Description of the task ▸
Leave out the pictures, and quote exactly the lines running from the one with "Enumerate this screenshot's" through the last line of the entries below.

Data section ▸
———
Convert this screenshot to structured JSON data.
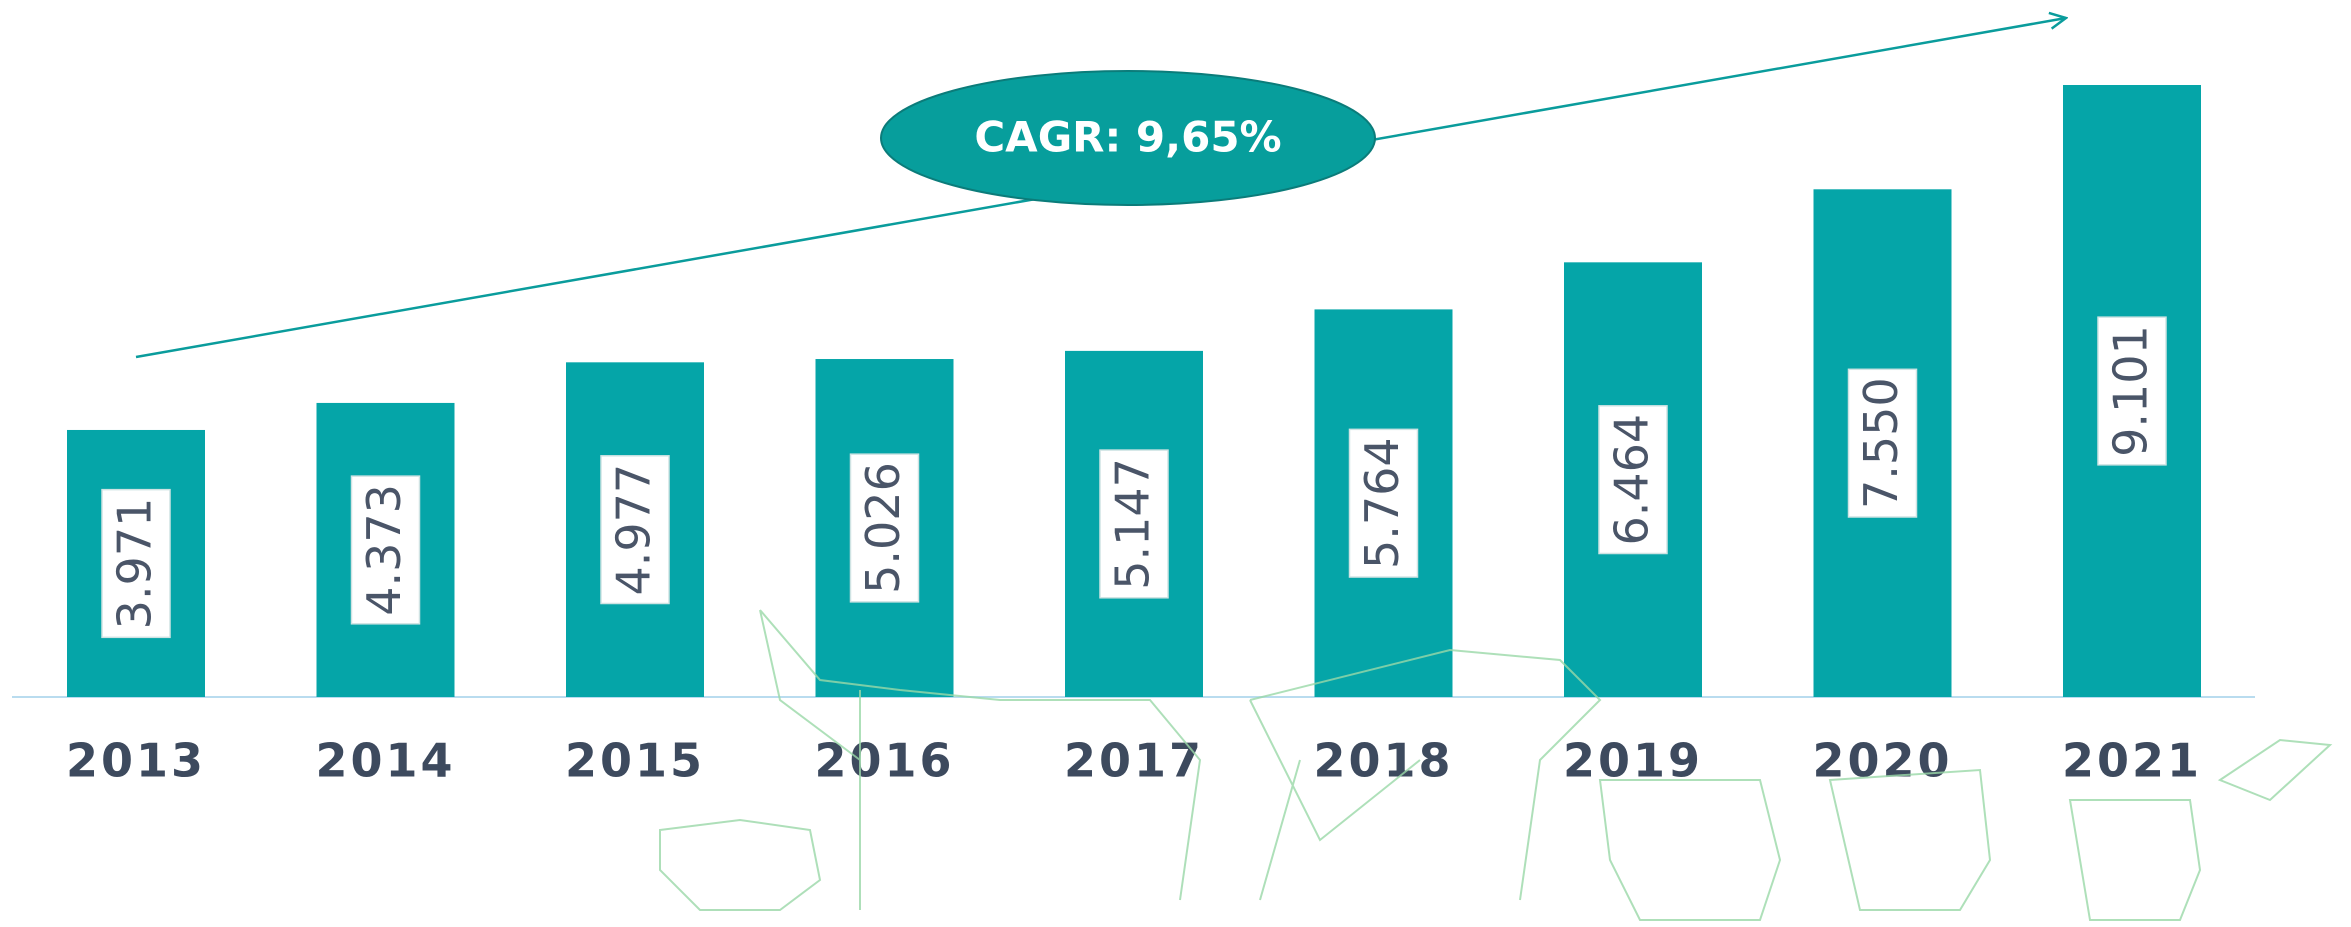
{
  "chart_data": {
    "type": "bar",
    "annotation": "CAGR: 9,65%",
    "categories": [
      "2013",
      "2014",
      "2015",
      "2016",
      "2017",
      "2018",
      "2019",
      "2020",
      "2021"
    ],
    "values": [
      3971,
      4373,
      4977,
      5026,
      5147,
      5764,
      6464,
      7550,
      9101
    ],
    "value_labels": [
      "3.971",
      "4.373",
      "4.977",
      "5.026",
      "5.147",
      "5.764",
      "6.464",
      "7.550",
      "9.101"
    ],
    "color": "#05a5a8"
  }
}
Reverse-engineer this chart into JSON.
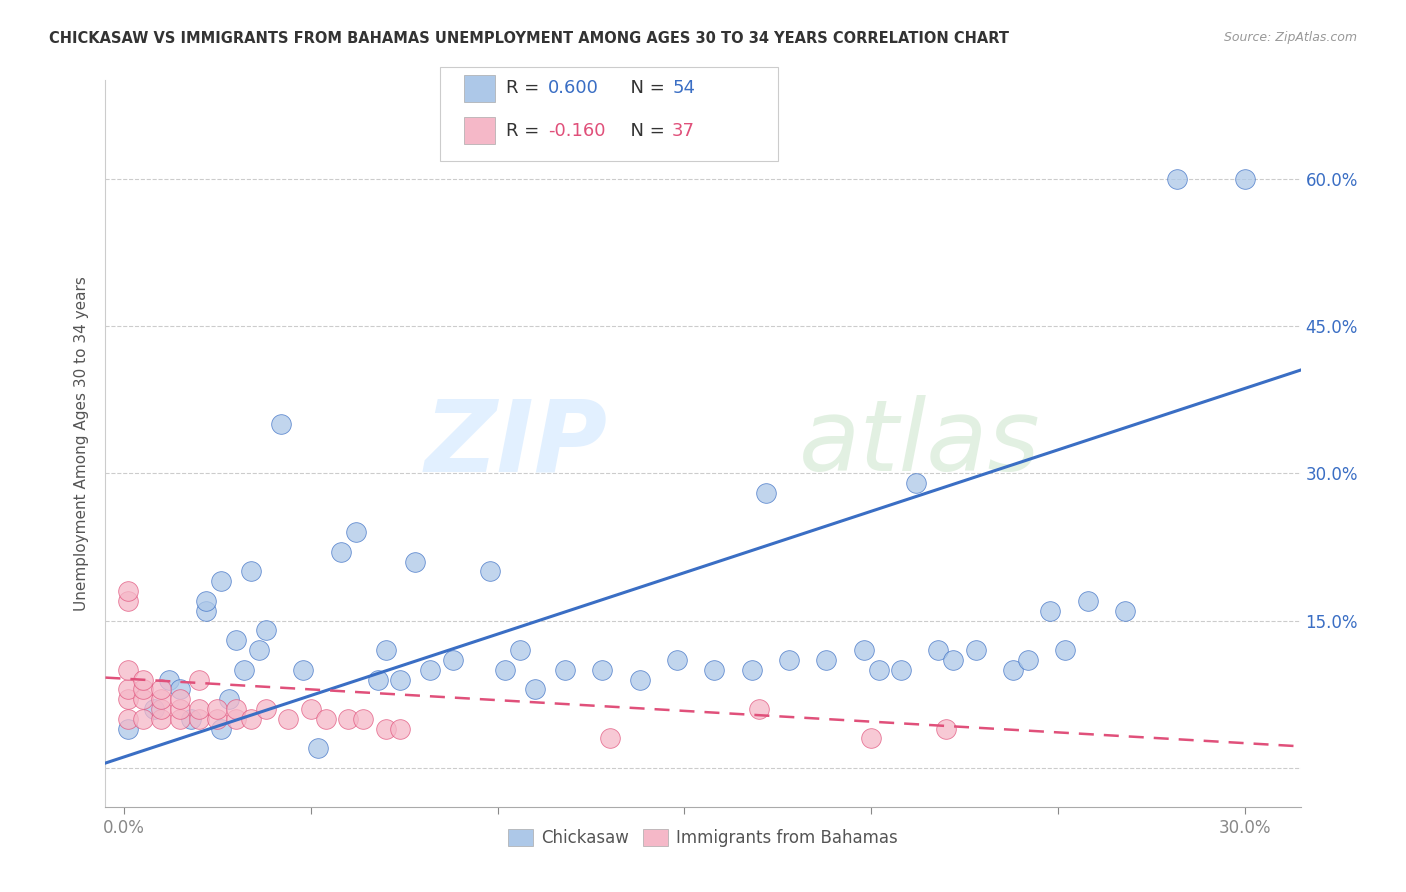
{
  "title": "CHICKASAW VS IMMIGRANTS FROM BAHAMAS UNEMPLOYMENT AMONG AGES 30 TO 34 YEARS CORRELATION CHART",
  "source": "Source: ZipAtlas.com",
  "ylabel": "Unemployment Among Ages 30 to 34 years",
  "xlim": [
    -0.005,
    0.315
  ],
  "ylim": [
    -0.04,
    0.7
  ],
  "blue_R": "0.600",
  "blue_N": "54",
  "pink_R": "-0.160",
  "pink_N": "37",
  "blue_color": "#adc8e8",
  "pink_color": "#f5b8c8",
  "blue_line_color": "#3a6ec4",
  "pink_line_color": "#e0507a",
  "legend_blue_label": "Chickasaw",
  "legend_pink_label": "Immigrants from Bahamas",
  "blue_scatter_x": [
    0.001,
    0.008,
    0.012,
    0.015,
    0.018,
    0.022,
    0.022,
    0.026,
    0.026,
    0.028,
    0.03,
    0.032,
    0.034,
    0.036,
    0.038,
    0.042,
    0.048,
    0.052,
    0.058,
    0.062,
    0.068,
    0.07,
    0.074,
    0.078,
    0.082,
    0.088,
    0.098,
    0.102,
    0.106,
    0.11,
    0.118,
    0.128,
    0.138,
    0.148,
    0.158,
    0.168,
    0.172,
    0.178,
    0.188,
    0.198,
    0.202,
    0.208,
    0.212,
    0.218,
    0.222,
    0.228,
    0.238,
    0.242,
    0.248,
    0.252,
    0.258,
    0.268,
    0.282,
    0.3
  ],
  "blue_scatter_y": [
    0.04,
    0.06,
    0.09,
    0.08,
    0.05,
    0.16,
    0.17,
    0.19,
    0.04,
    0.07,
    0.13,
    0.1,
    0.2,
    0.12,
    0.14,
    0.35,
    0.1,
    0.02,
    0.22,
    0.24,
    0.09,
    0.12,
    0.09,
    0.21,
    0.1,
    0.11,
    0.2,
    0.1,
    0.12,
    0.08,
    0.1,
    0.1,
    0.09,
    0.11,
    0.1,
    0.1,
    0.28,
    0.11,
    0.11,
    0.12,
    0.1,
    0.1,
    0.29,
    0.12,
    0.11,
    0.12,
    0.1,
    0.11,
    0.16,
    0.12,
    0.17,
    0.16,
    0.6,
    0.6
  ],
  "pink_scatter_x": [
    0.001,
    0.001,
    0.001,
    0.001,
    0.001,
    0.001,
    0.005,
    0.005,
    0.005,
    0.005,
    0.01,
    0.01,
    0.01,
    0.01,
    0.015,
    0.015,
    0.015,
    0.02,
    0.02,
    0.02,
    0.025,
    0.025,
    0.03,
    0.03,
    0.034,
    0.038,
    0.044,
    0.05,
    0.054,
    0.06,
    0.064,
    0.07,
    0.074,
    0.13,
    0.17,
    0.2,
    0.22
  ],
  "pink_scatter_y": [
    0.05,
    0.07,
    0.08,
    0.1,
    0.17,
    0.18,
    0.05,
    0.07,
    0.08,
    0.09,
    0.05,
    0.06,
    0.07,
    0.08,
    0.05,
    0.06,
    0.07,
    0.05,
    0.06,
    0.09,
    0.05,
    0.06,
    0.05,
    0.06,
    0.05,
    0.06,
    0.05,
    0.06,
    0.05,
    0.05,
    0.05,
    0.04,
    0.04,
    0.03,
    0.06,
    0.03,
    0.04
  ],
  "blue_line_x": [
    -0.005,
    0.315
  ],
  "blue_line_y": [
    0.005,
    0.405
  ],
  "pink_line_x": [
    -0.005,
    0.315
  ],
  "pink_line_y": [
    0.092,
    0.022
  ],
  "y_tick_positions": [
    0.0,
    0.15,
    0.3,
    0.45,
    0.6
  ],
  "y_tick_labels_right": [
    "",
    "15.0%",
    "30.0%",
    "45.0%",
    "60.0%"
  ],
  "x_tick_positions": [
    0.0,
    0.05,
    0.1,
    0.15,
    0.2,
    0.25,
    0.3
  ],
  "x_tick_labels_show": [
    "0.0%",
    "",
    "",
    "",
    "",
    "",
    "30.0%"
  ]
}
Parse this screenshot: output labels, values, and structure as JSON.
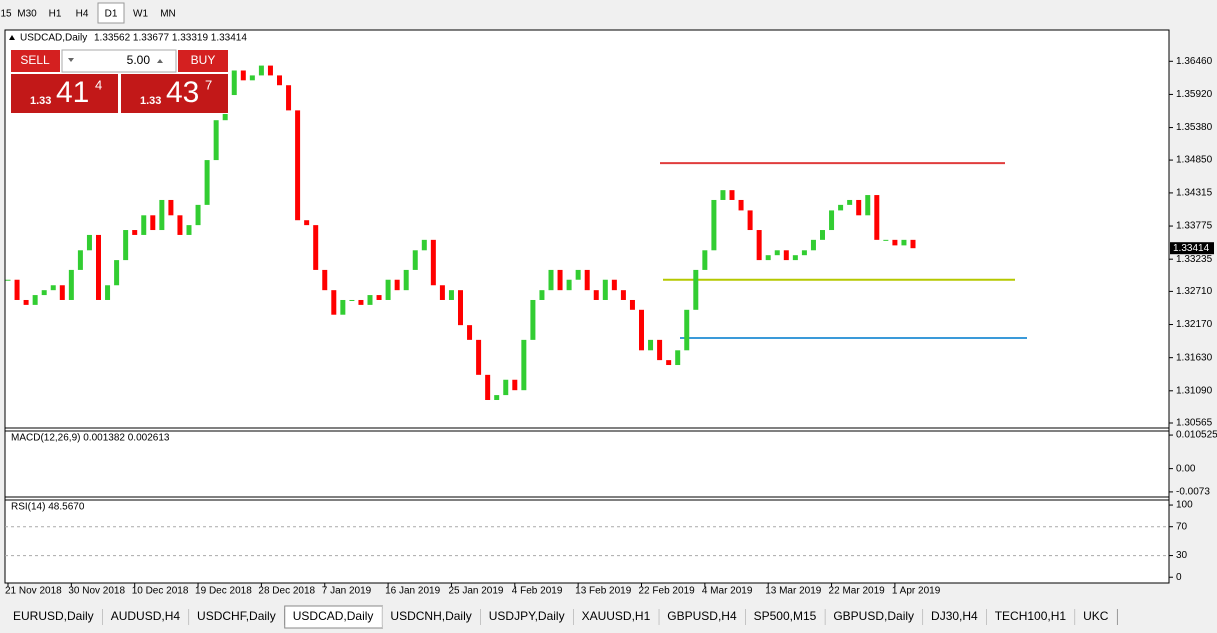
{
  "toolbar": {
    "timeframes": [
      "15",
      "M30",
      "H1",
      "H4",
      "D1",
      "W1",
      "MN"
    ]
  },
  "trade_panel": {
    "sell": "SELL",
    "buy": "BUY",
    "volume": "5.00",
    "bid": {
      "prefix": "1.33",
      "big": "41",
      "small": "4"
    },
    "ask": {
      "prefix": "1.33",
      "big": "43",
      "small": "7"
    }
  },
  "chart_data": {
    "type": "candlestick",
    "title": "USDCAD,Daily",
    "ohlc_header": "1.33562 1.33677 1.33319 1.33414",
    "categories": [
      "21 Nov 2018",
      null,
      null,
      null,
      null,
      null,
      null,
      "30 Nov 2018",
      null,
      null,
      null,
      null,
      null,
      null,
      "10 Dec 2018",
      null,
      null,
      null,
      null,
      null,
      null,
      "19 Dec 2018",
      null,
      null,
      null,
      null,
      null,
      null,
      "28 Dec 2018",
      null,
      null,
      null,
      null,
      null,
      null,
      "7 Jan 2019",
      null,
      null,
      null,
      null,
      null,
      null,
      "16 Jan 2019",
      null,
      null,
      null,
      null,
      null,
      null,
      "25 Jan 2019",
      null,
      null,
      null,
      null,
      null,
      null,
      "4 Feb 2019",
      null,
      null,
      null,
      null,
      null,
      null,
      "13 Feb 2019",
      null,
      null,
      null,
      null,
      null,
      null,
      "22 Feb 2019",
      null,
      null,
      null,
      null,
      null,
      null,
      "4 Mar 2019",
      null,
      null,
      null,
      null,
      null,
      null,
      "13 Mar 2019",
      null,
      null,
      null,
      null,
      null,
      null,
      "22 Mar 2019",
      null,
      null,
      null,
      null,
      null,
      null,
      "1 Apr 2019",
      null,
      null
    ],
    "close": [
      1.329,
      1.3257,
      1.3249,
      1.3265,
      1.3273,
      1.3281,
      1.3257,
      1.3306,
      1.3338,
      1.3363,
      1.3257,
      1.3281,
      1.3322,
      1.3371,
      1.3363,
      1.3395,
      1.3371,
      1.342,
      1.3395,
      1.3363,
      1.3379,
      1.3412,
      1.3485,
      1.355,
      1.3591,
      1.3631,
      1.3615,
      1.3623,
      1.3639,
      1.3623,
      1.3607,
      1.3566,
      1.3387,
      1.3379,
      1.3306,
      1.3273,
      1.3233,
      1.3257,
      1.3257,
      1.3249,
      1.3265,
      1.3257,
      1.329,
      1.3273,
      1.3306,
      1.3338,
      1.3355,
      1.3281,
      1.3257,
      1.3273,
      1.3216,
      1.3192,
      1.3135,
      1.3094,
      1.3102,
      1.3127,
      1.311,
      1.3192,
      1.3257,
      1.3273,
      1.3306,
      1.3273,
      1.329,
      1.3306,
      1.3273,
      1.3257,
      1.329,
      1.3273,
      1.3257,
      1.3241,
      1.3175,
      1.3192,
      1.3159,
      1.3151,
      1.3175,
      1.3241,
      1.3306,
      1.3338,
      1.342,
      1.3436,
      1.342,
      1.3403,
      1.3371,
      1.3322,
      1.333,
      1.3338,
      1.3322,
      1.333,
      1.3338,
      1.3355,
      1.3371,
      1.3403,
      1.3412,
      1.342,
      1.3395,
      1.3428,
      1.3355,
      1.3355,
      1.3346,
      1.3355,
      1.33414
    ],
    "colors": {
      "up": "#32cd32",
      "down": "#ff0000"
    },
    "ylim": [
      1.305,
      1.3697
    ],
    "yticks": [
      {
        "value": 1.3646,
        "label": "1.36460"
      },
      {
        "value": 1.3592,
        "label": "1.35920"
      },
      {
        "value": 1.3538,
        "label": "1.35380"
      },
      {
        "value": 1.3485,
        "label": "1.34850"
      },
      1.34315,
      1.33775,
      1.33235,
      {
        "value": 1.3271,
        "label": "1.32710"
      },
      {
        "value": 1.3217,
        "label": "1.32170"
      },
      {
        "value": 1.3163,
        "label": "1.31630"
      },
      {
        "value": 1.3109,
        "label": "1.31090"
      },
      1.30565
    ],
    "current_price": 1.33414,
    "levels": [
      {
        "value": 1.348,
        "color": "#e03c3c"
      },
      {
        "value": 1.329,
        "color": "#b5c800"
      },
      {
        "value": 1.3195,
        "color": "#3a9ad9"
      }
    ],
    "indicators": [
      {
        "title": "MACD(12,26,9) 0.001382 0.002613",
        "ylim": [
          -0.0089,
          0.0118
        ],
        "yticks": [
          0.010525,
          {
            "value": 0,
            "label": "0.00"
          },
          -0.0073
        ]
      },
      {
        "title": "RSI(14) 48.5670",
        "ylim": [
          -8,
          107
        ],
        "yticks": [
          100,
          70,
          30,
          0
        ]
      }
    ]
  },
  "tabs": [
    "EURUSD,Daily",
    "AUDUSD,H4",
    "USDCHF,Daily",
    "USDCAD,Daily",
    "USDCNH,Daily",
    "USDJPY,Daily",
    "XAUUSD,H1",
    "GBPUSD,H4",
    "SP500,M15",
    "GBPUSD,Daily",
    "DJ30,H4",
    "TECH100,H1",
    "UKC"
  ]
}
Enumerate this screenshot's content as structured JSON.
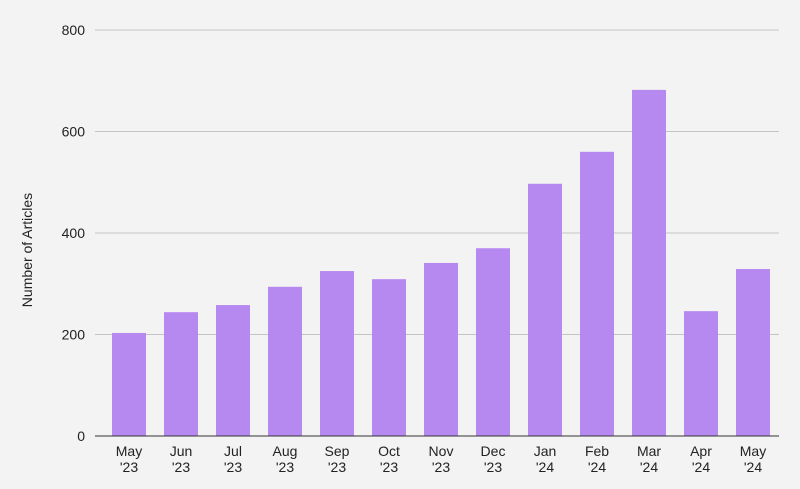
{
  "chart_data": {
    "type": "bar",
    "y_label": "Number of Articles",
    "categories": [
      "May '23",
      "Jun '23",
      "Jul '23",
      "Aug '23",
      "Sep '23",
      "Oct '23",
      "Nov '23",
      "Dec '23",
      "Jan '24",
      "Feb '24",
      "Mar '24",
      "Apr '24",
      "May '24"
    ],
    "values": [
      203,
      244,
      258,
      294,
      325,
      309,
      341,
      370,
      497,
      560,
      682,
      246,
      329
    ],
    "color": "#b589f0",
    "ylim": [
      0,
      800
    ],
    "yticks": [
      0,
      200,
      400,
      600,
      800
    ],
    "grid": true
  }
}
———
Response to the task ▸
Enumerate this screenshot's content as structured JSON.
{
  "chart_data": {
    "type": "bar",
    "y_label": "Number of Articles",
    "categories": [
      "May '23",
      "Jun '23",
      "Jul '23",
      "Aug '23",
      "Sep '23",
      "Oct '23",
      "Nov '23",
      "Dec '23",
      "Jan '24",
      "Feb '24",
      "Mar '24",
      "Apr '24",
      "May '24"
    ],
    "values": [
      203,
      244,
      258,
      294,
      325,
      309,
      341,
      370,
      497,
      560,
      682,
      246,
      329
    ],
    "color": "#b589f0",
    "ylim": [
      0,
      800
    ],
    "yticks": [
      0,
      200,
      400,
      600,
      800
    ],
    "grid": true
  }
}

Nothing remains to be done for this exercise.